++++ Data rows

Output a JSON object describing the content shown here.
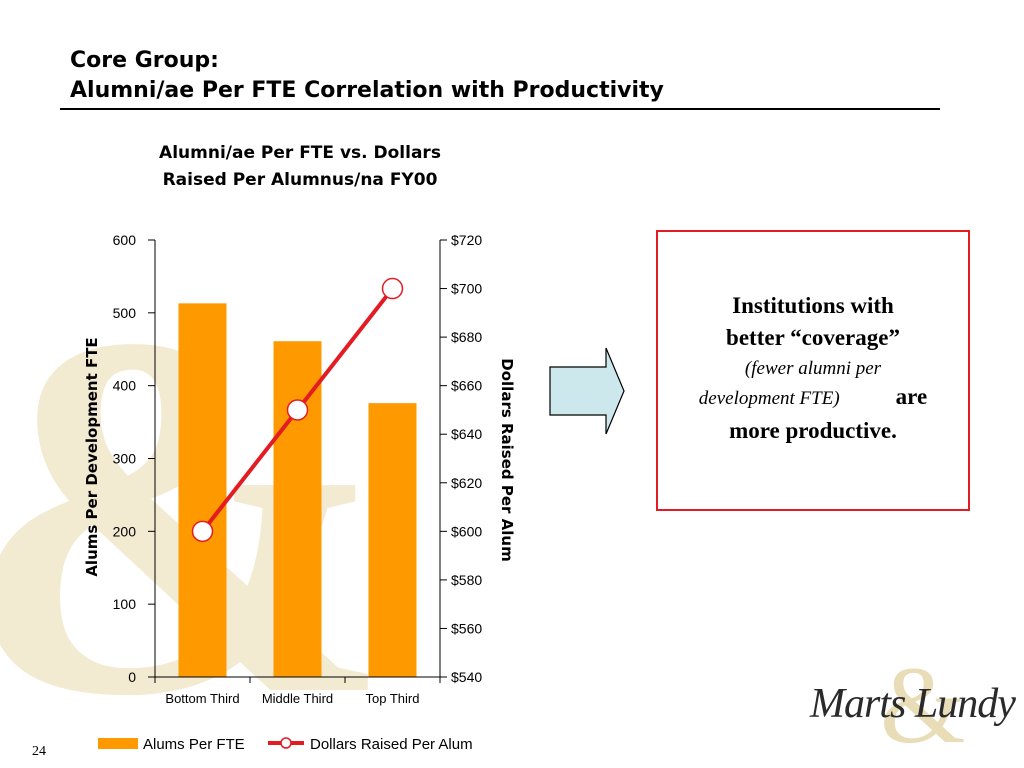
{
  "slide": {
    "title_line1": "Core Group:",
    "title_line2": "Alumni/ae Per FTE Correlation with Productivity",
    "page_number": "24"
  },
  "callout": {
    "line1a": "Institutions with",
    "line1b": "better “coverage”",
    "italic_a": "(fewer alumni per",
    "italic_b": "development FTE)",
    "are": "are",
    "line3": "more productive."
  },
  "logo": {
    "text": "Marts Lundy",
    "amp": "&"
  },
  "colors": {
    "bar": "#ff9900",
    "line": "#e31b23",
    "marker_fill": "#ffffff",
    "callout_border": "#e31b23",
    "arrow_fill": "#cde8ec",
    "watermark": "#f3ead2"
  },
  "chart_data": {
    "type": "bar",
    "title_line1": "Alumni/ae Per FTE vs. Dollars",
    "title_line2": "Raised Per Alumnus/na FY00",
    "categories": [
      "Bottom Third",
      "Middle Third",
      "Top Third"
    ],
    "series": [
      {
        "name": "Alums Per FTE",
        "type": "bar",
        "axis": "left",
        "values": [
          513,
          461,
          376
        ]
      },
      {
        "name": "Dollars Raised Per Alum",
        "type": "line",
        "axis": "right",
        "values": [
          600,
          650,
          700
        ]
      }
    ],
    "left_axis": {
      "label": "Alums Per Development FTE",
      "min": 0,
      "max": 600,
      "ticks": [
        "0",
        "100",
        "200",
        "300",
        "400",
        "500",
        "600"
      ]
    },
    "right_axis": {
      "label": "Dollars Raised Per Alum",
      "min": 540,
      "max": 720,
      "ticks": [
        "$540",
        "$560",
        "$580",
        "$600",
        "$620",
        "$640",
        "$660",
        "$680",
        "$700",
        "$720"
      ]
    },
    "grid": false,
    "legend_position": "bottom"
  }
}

++++++++

Extract all lines from the material above that include the word "Raised".

_Task response:_
    "title_line2": "Raised Per Alumnus/na FY00",
        "name": "Dollars Raised Per Alum",
      "label": "Dollars Raised Per Alum",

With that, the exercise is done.